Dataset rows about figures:
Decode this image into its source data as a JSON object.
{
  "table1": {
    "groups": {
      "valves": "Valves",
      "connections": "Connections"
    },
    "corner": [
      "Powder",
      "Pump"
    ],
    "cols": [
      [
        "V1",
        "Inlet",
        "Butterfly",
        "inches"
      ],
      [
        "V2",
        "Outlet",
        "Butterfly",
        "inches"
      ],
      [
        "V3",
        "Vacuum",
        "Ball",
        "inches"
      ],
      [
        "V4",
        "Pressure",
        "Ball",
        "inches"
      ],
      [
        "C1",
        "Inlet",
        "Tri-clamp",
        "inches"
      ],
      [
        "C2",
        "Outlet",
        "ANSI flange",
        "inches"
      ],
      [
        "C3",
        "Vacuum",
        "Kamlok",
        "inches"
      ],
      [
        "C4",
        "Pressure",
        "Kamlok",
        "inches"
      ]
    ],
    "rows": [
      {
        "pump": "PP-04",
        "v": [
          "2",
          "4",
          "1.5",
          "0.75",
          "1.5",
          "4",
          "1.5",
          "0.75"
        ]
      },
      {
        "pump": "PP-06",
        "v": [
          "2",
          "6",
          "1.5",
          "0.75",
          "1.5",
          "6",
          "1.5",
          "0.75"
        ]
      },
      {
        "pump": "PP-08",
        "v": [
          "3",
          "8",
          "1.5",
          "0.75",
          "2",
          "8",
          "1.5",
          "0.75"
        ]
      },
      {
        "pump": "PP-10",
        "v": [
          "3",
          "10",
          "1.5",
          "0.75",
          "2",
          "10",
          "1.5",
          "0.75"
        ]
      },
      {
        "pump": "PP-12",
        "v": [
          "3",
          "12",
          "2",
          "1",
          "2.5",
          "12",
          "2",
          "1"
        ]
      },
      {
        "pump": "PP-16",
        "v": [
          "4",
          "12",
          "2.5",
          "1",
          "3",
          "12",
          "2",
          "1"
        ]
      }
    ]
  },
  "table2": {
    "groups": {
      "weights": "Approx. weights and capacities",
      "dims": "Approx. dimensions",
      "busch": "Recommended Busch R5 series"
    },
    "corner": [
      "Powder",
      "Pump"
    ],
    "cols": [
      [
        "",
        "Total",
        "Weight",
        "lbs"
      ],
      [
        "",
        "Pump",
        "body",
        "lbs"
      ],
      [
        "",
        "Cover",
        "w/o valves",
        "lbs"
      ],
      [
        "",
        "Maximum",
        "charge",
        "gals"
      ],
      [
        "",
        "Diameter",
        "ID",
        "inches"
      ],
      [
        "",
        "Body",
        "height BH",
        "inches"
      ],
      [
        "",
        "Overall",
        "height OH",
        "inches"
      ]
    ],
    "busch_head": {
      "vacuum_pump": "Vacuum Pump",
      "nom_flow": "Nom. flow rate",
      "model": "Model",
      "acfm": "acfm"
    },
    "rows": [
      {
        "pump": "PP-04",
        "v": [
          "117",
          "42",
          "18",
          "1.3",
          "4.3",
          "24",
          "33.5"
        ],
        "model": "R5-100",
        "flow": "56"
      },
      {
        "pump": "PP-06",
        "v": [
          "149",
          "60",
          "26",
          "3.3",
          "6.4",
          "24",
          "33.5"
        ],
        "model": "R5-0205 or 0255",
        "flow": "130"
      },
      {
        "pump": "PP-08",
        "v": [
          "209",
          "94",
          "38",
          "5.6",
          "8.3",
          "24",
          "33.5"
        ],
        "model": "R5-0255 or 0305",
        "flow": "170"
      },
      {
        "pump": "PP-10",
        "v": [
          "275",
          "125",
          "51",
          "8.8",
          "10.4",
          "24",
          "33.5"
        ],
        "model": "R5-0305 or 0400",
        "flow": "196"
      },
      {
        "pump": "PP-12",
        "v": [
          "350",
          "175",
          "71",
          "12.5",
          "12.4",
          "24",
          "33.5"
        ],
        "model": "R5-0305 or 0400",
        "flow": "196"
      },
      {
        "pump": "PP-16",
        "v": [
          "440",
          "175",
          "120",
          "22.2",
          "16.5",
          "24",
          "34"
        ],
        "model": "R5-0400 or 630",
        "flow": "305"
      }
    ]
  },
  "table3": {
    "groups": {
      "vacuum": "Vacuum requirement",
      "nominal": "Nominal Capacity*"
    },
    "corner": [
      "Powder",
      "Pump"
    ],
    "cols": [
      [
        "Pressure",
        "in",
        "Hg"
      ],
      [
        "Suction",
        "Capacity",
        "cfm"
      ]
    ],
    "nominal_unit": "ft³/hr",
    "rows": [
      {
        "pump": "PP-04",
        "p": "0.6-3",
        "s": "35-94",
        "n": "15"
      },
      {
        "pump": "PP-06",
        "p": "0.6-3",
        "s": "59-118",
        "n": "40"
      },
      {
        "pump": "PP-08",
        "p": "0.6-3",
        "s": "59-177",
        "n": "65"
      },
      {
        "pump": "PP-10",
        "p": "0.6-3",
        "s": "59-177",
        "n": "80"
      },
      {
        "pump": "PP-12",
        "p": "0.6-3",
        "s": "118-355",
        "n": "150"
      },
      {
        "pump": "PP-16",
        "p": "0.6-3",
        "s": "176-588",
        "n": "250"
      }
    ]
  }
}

- **What is being asked**:
Reproduce the listing above verbatim, from first line to last.

- **Task output**:
Decode this image into its source data as a JSON object.
{
  "table1": {
    "groups": {
      "valves": "Valves",
      "connections": "Connections"
    },
    "corner": [
      "Powder",
      "Pump"
    ],
    "cols": [
      [
        "V1",
        "Inlet",
        "Butterfly",
        "inches"
      ],
      [
        "V2",
        "Outlet",
        "Butterfly",
        "inches"
      ],
      [
        "V3",
        "Vacuum",
        "Ball",
        "inches"
      ],
      [
        "V4",
        "Pressure",
        "Ball",
        "inches"
      ],
      [
        "C1",
        "Inlet",
        "Tri-clamp",
        "inches"
      ],
      [
        "C2",
        "Outlet",
        "ANSI flange",
        "inches"
      ],
      [
        "C3",
        "Vacuum",
        "Kamlok",
        "inches"
      ],
      [
        "C4",
        "Pressure",
        "Kamlok",
        "inches"
      ]
    ],
    "rows": [
      {
        "pump": "PP-04",
        "v": [
          "2",
          "4",
          "1.5",
          "0.75",
          "1.5",
          "4",
          "1.5",
          "0.75"
        ]
      },
      {
        "pump": "PP-06",
        "v": [
          "2",
          "6",
          "1.5",
          "0.75",
          "1.5",
          "6",
          "1.5",
          "0.75"
        ]
      },
      {
        "pump": "PP-08",
        "v": [
          "3",
          "8",
          "1.5",
          "0.75",
          "2",
          "8",
          "1.5",
          "0.75"
        ]
      },
      {
        "pump": "PP-10",
        "v": [
          "3",
          "10",
          "1.5",
          "0.75",
          "2",
          "10",
          "1.5",
          "0.75"
        ]
      },
      {
        "pump": "PP-12",
        "v": [
          "3",
          "12",
          "2",
          "1",
          "2.5",
          "12",
          "2",
          "1"
        ]
      },
      {
        "pump": "PP-16",
        "v": [
          "4",
          "12",
          "2.5",
          "1",
          "3",
          "12",
          "2",
          "1"
        ]
      }
    ]
  },
  "table2": {
    "groups": {
      "weights": "Approx. weights and capacities",
      "dims": "Approx. dimensions",
      "busch": "Recommended Busch R5 series"
    },
    "corner": [
      "Powder",
      "Pump"
    ],
    "cols": [
      [
        "",
        "Total",
        "Weight",
        "lbs"
      ],
      [
        "",
        "Pump",
        "body",
        "lbs"
      ],
      [
        "",
        "Cover",
        "w/o valves",
        "lbs"
      ],
      [
        "",
        "Maximum",
        "charge",
        "gals"
      ],
      [
        "",
        "Diameter",
        "ID",
        "inches"
      ],
      [
        "",
        "Body",
        "height BH",
        "inches"
      ],
      [
        "",
        "Overall",
        "height OH",
        "inches"
      ]
    ],
    "busch_head": {
      "vacuum_pump": "Vacuum Pump",
      "nom_flow": "Nom. flow rate",
      "model": "Model",
      "acfm": "acfm"
    },
    "rows": [
      {
        "pump": "PP-04",
        "v": [
          "117",
          "42",
          "18",
          "1.3",
          "4.3",
          "24",
          "33.5"
        ],
        "model": "R5-100",
        "flow": "56"
      },
      {
        "pump": "PP-06",
        "v": [
          "149",
          "60",
          "26",
          "3.3",
          "6.4",
          "24",
          "33.5"
        ],
        "model": "R5-0205 or 0255",
        "flow": "130"
      },
      {
        "pump": "PP-08",
        "v": [
          "209",
          "94",
          "38",
          "5.6",
          "8.3",
          "24",
          "33.5"
        ],
        "model": "R5-0255 or 0305",
        "flow": "170"
      },
      {
        "pump": "PP-10",
        "v": [
          "275",
          "125",
          "51",
          "8.8",
          "10.4",
          "24",
          "33.5"
        ],
        "model": "R5-0305 or 0400",
        "flow": "196"
      },
      {
        "pump": "PP-12",
        "v": [
          "350",
          "175",
          "71",
          "12.5",
          "12.4",
          "24",
          "33.5"
        ],
        "model": "R5-0305 or 0400",
        "flow": "196"
      },
      {
        "pump": "PP-16",
        "v": [
          "440",
          "175",
          "120",
          "22.2",
          "16.5",
          "24",
          "34"
        ],
        "model": "R5-0400 or 630",
        "flow": "305"
      }
    ]
  },
  "table3": {
    "groups": {
      "vacuum": "Vacuum requirement",
      "nominal": "Nominal Capacity*"
    },
    "corner": [
      "Powder",
      "Pump"
    ],
    "cols": [
      [
        "Pressure",
        "in",
        "Hg"
      ],
      [
        "Suction",
        "Capacity",
        "cfm"
      ]
    ],
    "nominal_unit": "ft³/hr",
    "rows": [
      {
        "pump": "PP-04",
        "p": "0.6-3",
        "s": "35-94",
        "n": "15"
      },
      {
        "pump": "PP-06",
        "p": "0.6-3",
        "s": "59-118",
        "n": "40"
      },
      {
        "pump": "PP-08",
        "p": "0.6-3",
        "s": "59-177",
        "n": "65"
      },
      {
        "pump": "PP-10",
        "p": "0.6-3",
        "s": "59-177",
        "n": "80"
      },
      {
        "pump": "PP-12",
        "p": "0.6-3",
        "s": "118-355",
        "n": "150"
      },
      {
        "pump": "PP-16",
        "p": "0.6-3",
        "s": "176-588",
        "n": "250"
      }
    ]
  }
}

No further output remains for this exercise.